--- begin ---

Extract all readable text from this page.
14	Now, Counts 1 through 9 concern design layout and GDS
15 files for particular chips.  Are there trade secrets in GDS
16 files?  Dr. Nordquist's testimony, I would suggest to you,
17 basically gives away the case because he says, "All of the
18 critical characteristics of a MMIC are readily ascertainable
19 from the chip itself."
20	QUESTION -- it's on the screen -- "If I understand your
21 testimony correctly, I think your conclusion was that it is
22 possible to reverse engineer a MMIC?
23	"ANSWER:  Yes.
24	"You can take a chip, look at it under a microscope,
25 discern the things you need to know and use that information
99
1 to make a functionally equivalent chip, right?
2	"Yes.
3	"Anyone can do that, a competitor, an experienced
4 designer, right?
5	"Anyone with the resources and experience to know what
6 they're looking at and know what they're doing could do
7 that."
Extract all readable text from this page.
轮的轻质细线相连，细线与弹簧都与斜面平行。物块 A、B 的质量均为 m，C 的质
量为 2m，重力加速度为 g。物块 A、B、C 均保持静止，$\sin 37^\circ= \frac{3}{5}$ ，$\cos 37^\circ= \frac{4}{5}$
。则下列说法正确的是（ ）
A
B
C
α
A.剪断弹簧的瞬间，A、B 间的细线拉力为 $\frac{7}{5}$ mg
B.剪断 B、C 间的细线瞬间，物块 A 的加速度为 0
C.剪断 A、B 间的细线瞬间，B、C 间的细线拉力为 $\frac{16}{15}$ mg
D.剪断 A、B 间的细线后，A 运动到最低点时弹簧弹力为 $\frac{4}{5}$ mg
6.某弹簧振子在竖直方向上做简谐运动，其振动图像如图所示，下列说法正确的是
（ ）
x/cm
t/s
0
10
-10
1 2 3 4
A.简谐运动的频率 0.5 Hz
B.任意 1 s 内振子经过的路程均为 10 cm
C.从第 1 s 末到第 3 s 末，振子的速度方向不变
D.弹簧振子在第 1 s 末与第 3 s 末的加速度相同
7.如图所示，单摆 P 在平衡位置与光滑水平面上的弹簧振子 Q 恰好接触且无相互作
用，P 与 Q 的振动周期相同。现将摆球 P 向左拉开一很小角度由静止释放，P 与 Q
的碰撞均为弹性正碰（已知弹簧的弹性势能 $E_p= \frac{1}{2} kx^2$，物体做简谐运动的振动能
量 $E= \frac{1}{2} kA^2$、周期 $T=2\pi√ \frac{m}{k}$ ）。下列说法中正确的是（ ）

--- end ---

* _INSTRUCTION_
Each line in the entries above that includes the string "know" should be extracted.

* _WRITTEN RESPONSE_
25 discern the things you need to know and use that information
5	"Anyone with the resources and experience to know what
6 they're looking at and know what they're doing could do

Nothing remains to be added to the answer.